# Written problem
Each of the entries should be retyped precisely as it appears.

┌──

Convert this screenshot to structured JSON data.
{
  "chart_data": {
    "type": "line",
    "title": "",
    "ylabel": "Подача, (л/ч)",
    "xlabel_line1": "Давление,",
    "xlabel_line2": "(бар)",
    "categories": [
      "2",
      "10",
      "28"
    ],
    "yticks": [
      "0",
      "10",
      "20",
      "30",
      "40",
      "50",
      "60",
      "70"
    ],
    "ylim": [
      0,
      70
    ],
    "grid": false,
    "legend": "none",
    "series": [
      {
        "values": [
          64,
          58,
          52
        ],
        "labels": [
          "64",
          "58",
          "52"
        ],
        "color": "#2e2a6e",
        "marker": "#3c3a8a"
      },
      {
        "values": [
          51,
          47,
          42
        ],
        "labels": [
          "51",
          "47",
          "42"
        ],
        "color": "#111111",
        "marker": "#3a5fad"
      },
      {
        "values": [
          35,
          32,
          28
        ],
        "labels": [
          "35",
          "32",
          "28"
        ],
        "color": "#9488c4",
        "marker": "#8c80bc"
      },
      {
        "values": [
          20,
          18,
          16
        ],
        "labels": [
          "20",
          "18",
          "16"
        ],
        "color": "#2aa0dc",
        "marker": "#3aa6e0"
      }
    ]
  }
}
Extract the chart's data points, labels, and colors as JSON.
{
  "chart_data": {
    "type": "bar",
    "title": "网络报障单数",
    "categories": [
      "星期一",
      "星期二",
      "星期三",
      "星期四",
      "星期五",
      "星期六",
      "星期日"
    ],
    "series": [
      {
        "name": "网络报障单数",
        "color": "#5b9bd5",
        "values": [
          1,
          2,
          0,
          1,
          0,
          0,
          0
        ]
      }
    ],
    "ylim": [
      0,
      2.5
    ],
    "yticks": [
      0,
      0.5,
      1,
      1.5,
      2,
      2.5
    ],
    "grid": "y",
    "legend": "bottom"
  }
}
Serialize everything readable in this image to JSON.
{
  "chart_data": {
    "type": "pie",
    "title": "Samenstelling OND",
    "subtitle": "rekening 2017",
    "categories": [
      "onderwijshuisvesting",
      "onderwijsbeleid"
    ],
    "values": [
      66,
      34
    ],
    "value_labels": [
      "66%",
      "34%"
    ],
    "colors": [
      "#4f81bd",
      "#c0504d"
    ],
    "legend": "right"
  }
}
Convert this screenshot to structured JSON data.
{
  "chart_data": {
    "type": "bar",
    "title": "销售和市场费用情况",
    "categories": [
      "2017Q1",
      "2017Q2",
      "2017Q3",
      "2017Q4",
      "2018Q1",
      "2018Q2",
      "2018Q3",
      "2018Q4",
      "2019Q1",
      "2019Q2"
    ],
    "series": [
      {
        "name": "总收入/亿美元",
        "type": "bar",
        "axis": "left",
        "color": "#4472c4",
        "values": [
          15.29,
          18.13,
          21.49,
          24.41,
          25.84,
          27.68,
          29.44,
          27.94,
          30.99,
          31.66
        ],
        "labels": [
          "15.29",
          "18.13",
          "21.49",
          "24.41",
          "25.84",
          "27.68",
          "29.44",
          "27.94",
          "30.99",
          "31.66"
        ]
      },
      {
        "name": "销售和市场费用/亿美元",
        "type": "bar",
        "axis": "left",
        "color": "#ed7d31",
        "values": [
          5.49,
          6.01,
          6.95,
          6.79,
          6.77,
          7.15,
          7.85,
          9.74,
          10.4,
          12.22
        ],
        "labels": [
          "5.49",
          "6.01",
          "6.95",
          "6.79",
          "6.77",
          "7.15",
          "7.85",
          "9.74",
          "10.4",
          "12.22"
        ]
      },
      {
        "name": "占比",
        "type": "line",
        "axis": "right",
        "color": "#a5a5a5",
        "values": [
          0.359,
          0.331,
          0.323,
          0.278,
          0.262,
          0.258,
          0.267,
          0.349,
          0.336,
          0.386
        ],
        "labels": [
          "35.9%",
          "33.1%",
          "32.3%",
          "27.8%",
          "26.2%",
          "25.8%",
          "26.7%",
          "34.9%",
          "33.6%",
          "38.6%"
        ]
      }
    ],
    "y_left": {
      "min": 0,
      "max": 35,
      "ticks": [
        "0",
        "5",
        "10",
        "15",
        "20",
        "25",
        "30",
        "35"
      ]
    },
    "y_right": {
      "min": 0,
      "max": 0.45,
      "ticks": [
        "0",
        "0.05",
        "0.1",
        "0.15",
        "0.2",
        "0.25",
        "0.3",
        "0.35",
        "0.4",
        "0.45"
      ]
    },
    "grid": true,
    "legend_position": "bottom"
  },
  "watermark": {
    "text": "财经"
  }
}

└──

# Finished answer
Convert this screenshot to structured JSON data.
{
  "chart_data": {
    "type": "line",
    "title": "",
    "ylabel": "Подача, (л/ч)",
    "xlabel_line1": "Давление,",
    "xlabel_line2": "(бар)",
    "categories": [
      "2",
      "10",
      "28"
    ],
    "yticks": [
      "0",
      "10",
      "20",
      "30",
      "40",
      "50",
      "60",
      "70"
    ],
    "ylim": [
      0,
      70
    ],
    "grid": false,
    "legend": "none",
    "series": [
      {
        "values": [
          64,
          58,
          52
        ],
        "labels": [
          "64",
          "58",
          "52"
        ],
        "color": "#2e2a6e",
        "marker": "#3c3a8a"
      },
      {
        "values": [
          51,
          47,
          42
        ],
        "labels": [
          "51",
          "47",
          "42"
        ],
        "color": "#111111",
        "marker": "#3a5fad"
      },
      {
        "values": [
          35,
          32,
          28
        ],
        "labels": [
          "35",
          "32",
          "28"
        ],
        "color": "#9488c4",
        "marker": "#8c80bc"
      },
      {
        "values": [
          20,
          18,
          16
        ],
        "labels": [
          "20",
          "18",
          "16"
        ],
        "color": "#2aa0dc",
        "marker": "#3aa6e0"
      }
    ]
  }
}
Extract the chart's data points, labels, and colors as JSON.
{
  "chart_data": {
    "type": "bar",
    "title": "网络报障单数",
    "categories": [
      "星期一",
      "星期二",
      "星期三",
      "星期四",
      "星期五",
      "星期六",
      "星期日"
    ],
    "series": [
      {
        "name": "网络报障单数",
        "color": "#5b9bd5",
        "values": [
          1,
          2,
          0,
          1,
          0,
          0,
          0
        ]
      }
    ],
    "ylim": [
      0,
      2.5
    ],
    "yticks": [
      0,
      0.5,
      1,
      1.5,
      2,
      2.5
    ],
    "grid": "y",
    "legend": "bottom"
  }
}
Serialize everything readable in this image to JSON.
{
  "chart_data": {
    "type": "pie",
    "title": "Samenstelling OND",
    "subtitle": "rekening 2017",
    "categories": [
      "onderwijshuisvesting",
      "onderwijsbeleid"
    ],
    "values": [
      66,
      34
    ],
    "value_labels": [
      "66%",
      "34%"
    ],
    "colors": [
      "#4f81bd",
      "#c0504d"
    ],
    "legend": "right"
  }
}
Convert this screenshot to structured JSON data.
{
  "chart_data": {
    "type": "bar",
    "title": "销售和市场费用情况",
    "categories": [
      "2017Q1",
      "2017Q2",
      "2017Q3",
      "2017Q4",
      "2018Q1",
      "2018Q2",
      "2018Q3",
      "2018Q4",
      "2019Q1",
      "2019Q2"
    ],
    "series": [
      {
        "name": "总收入/亿美元",
        "type": "bar",
        "axis": "left",
        "color": "#4472c4",
        "values": [
          15.29,
          18.13,
          21.49,
          24.41,
          25.84,
          27.68,
          29.44,
          27.94,
          30.99,
          31.66
        ],
        "labels": [
          "15.29",
          "18.13",
          "21.49",
          "24.41",
          "25.84",
          "27.68",
          "29.44",
          "27.94",
          "30.99",
          "31.66"
        ]
      },
      {
        "name": "销售和市场费用/亿美元",
        "type": "bar",
        "axis": "left",
        "color": "#ed7d31",
        "values": [
          5.49,
          6.01,
          6.95,
          6.79,
          6.77,
          7.15,
          7.85,
          9.74,
          10.4,
          12.22
        ],
        "labels": [
          "5.49",
          "6.01",
          "6.95",
          "6.79",
          "6.77",
          "7.15",
          "7.85",
          "9.74",
          "10.4",
          "12.22"
        ]
      },
      {
        "name": "占比",
        "type": "line",
        "axis": "right",
        "color": "#a5a5a5",
        "values": [
          0.359,
          0.331,
          0.323,
          0.278,
          0.262,
          0.258,
          0.267,
          0.349,
          0.336,
          0.386
        ],
        "labels": [
          "35.9%",
          "33.1%",
          "32.3%",
          "27.8%",
          "26.2%",
          "25.8%",
          "26.7%",
          "34.9%",
          "33.6%",
          "38.6%"
        ]
      }
    ],
    "y_left": {
      "min": 0,
      "max": 35,
      "ticks": [
        "0",
        "5",
        "10",
        "15",
        "20",
        "25",
        "30",
        "35"
      ]
    },
    "y_right": {
      "min": 0,
      "max": 0.45,
      "ticks": [
        "0",
        "0.05",
        "0.1",
        "0.15",
        "0.2",
        "0.25",
        "0.3",
        "0.35",
        "0.4",
        "0.45"
      ]
    },
    "grid": true,
    "legend_position": "bottom"
  },
  "watermark": {
    "text": "财经"
  }
}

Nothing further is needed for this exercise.